Raw records:
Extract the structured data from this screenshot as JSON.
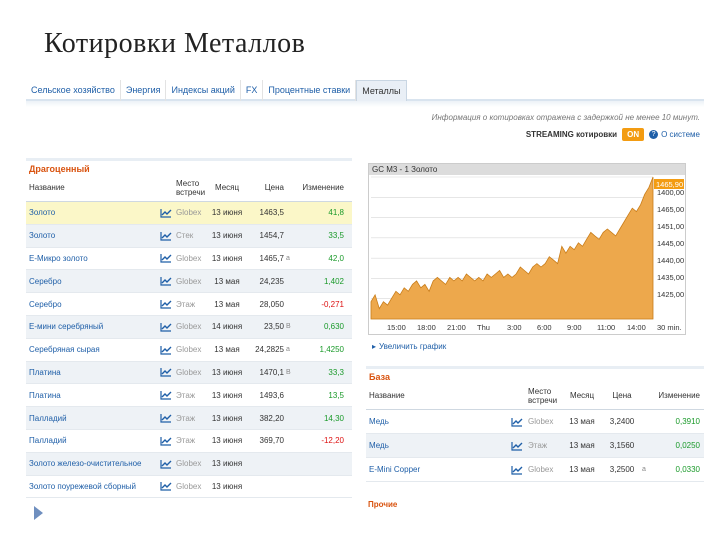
{
  "page_title": "Котировки Металлов",
  "tabs": [
    "Сельское хозяйство",
    "Энергия",
    "Индексы акций",
    "FX",
    "Процентные ставки",
    "Металлы"
  ],
  "active_tab": 5,
  "info_text": "Информация о котировках отражена с задержкой не менее 10 минут.",
  "streaming": {
    "label": "STREAMING котировки",
    "toggle": "ON",
    "about": "О системе"
  },
  "left_table": {
    "section": "Драгоценный",
    "headers": {
      "name": "Название",
      "place": "Место встречи",
      "month": "Месяц",
      "price": "Цена",
      "change": "Изменение"
    },
    "rows": [
      {
        "name": "Золото",
        "place": "Globex",
        "month": "13 июня",
        "price": "1463,5",
        "flag": "",
        "change": "41,8",
        "neg": false
      },
      {
        "name": "Золото",
        "place": "Стек",
        "month": "13 июня",
        "price": "1454,7",
        "flag": "",
        "change": "33,5",
        "neg": false
      },
      {
        "name": "E-Микро золото",
        "place": "Globex",
        "month": "13 июня",
        "price": "1465,7",
        "flag": "а",
        "change": "42,0",
        "neg": false
      },
      {
        "name": "Серебро",
        "place": "Globex",
        "month": "13 мая",
        "price": "24,235",
        "flag": "",
        "change": "1,402",
        "neg": false
      },
      {
        "name": "Серебро",
        "place": "Этаж",
        "month": "13 мая",
        "price": "28,050",
        "flag": "",
        "change": "-0,271",
        "neg": true
      },
      {
        "name": "E-мини серебряный",
        "place": "Globex",
        "month": "14 июня",
        "price": "23,50",
        "flag": "B",
        "change": "0,630",
        "neg": false
      },
      {
        "name": "Серебряная сырая",
        "place": "Globex",
        "month": "13 мая",
        "price": "24,2825",
        "flag": "а",
        "change": "1,4250",
        "neg": false
      },
      {
        "name": "Платина",
        "place": "Globex",
        "month": "13 июня",
        "price": "1470,1",
        "flag": "B",
        "change": "33,3",
        "neg": false
      },
      {
        "name": "Платина",
        "place": "Этаж",
        "month": "13 июня",
        "price": "1493,6",
        "flag": "",
        "change": "13,5",
        "neg": false
      },
      {
        "name": "Палладий",
        "place": "Этаж",
        "month": "13 июня",
        "price": "382,20",
        "flag": "",
        "change": "14,30",
        "neg": false
      },
      {
        "name": "Палладий",
        "place": "Этаж",
        "month": "13 июня",
        "price": "369,70",
        "flag": "",
        "change": "-12,20",
        "neg": true
      },
      {
        "name": "Золото железо-очистительное",
        "place": "Globex",
        "month": "13 июня",
        "price": "",
        "flag": "",
        "change": "",
        "neg": false
      },
      {
        "name": "Золото поурежевой сборный",
        "place": "Globex",
        "month": "13 июня",
        "price": "",
        "flag": "",
        "change": "",
        "neg": false
      }
    ]
  },
  "chart_panel": {
    "header": "GC M3 - 1 Золото",
    "zoom_link": "Увеличить график"
  },
  "chart_data": {
    "type": "area",
    "x_ticks": [
      "15:00",
      "18:00",
      "21:00",
      "Thu",
      "3:00",
      "6:00",
      "9:00",
      "11:00",
      "14:00",
      "30 min."
    ],
    "y_ticks": [
      "1400,00",
      "1465,00",
      "1451,00",
      "1445,00",
      "1440,00",
      "1435,00",
      "1425,00"
    ],
    "current": "1465,90",
    "y_range": [
      1425,
      1466
    ],
    "values": [
      1430,
      1432,
      1428,
      1430,
      1429,
      1431,
      1433,
      1432,
      1434,
      1433,
      1435,
      1436,
      1434,
      1435,
      1433,
      1436,
      1437,
      1436,
      1435,
      1437,
      1436,
      1437,
      1436,
      1438,
      1437,
      1436,
      1437,
      1436,
      1438,
      1437,
      1438,
      1439,
      1437,
      1438,
      1437,
      1438,
      1440,
      1439,
      1438,
      1440,
      1441,
      1440,
      1441,
      1443,
      1442,
      1441,
      1446,
      1444,
      1446,
      1445,
      1447,
      1446,
      1448,
      1450,
      1449,
      1448,
      1450,
      1451,
      1450,
      1449,
      1451,
      1453,
      1455,
      1457,
      1456,
      1458,
      1461,
      1463,
      1466
    ]
  },
  "right_table": {
    "section": "База",
    "headers": {
      "name": "Название",
      "place": "Место встречи",
      "month": "Месяц",
      "price": "Цена",
      "change": "Изменение"
    },
    "rows": [
      {
        "name": "Медь",
        "place": "Globex",
        "month": "13 мая",
        "price": "3,2400",
        "flag": "",
        "change": "0,3910"
      },
      {
        "name": "Медь",
        "place": "Этаж",
        "month": "13 мая",
        "price": "3,1560",
        "flag": "",
        "change": "0,0250"
      },
      {
        "name": "E-Mini Copper",
        "place": "Globex",
        "month": "13 мая",
        "price": "3,2500",
        "flag": "а",
        "change": "0,0330"
      }
    ],
    "next_section": "Прочие"
  },
  "colors": {
    "accent": "#f39c12",
    "link": "#1f5fa8",
    "positive": "#1a9a2a",
    "negative": "#dd1111",
    "area": "#eda84c"
  }
}
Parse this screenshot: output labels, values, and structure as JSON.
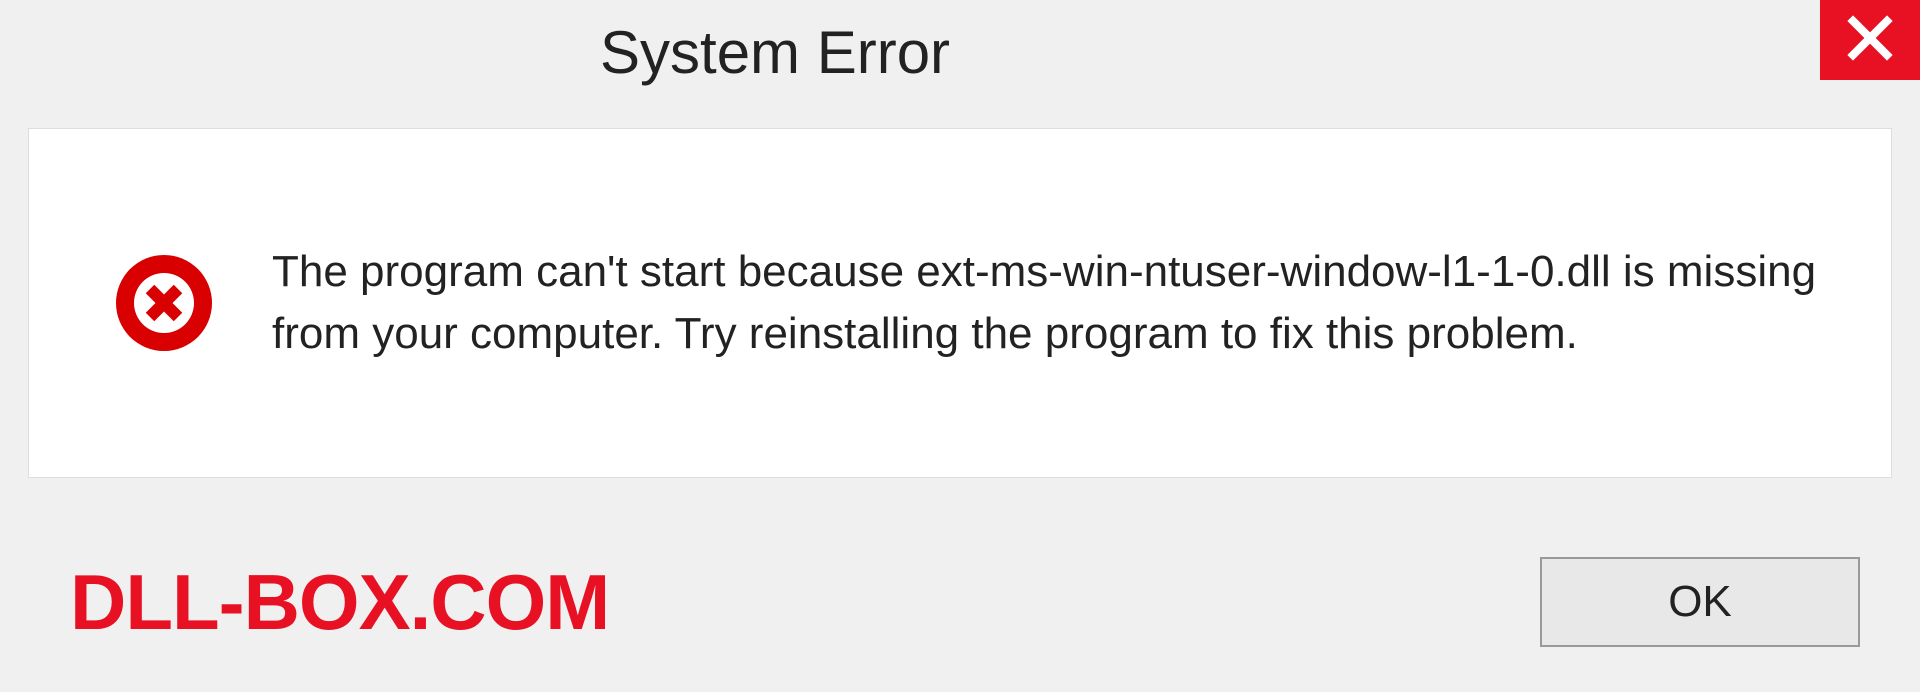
{
  "dialog": {
    "title": "System Error",
    "message": "The program can't start because ext-ms-win-ntuser-window-l1-1-0.dll is missing from your computer. Try reinstalling the program to fix this problem.",
    "ok_label": "OK"
  },
  "watermark": "DLL-BOX.COM",
  "colors": {
    "close_bg": "#e81123",
    "error_icon": "#d80000",
    "watermark": "#e81123"
  }
}
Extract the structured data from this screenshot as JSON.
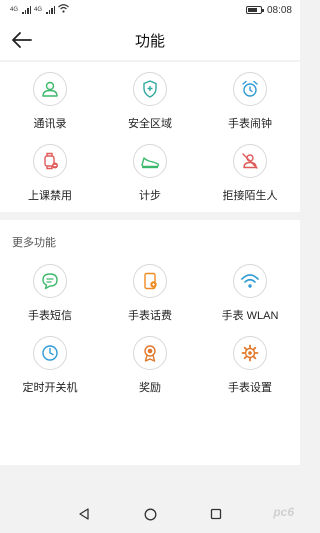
{
  "status_bar": {
    "signal_label_1": "4G",
    "signal_label_2": "4G",
    "time": "08:08"
  },
  "header": {
    "title": "功能"
  },
  "main_features": [
    {
      "label": "通讯录",
      "icon": "contacts-icon",
      "color": "#3cb86b"
    },
    {
      "label": "安全区域",
      "icon": "safe-zone-icon",
      "color": "#2fa9a0"
    },
    {
      "label": "手表闹钟",
      "icon": "alarm-clock-icon",
      "color": "#2e9bd6"
    },
    {
      "label": "上课禁用",
      "icon": "class-disable-icon",
      "color": "#e05a5a"
    },
    {
      "label": "计步",
      "icon": "step-counter-icon",
      "color": "#3cb86b"
    },
    {
      "label": "拒接陌生人",
      "icon": "reject-stranger-icon",
      "color": "#e05a5a"
    }
  ],
  "more_section": {
    "title": "更多功能"
  },
  "more_features": [
    {
      "label": "手表短信",
      "icon": "sms-icon",
      "color": "#3cb86b"
    },
    {
      "label": "手表话费",
      "icon": "phone-bill-icon",
      "color": "#f08a24"
    },
    {
      "label": "手表 WLAN",
      "icon": "wifi-icon",
      "color": "#2e9bd6"
    },
    {
      "label": "定时开关机",
      "icon": "timer-power-icon",
      "color": "#2e9bd6"
    },
    {
      "label": "奖励",
      "icon": "reward-medal-icon",
      "color": "#e0772a"
    },
    {
      "label": "手表设置",
      "icon": "settings-gear-icon",
      "color": "#e0772a"
    }
  ],
  "watermark": {
    "text": "pc6"
  }
}
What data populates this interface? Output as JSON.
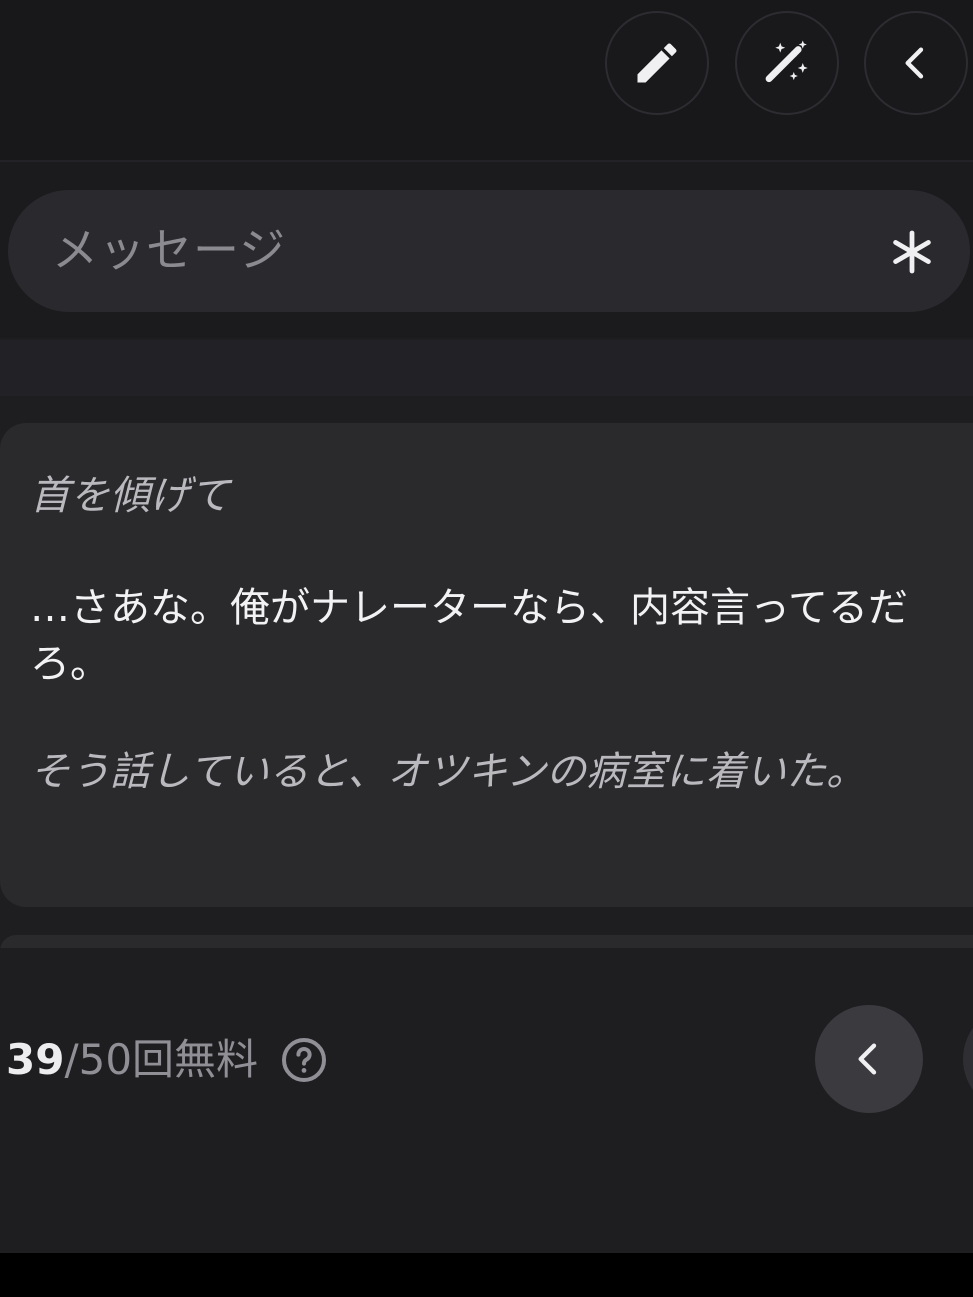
{
  "toolbar": {
    "edit_icon": "pencil-icon",
    "magic_icon": "magic-wand-icon",
    "back_icon": "chevron-left-icon"
  },
  "composer": {
    "placeholder": "メッセージ",
    "asterisk_icon": "asterisk-icon"
  },
  "message": {
    "action_1": "首を傾げて",
    "speech": "…さあな。俺がナレーターなら、内容言ってるだろ。",
    "action_2": "そう話していると、オツキンの病室に着いた。"
  },
  "usage": {
    "current": "39",
    "rest": "/50回無料",
    "help_icon": "question-circle-icon"
  },
  "navigation": {
    "prev_icon": "chevron-left-icon"
  },
  "colors": {
    "background": "#1e1e21",
    "card": "#2a2a2d",
    "text_primary": "#f2f2f4",
    "text_secondary": "#b9b9be"
  }
}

**OBJECTIVE**
Give only the number of lines in the preceding material that contain the string "this".

**COMPLETED EXERCISE**
5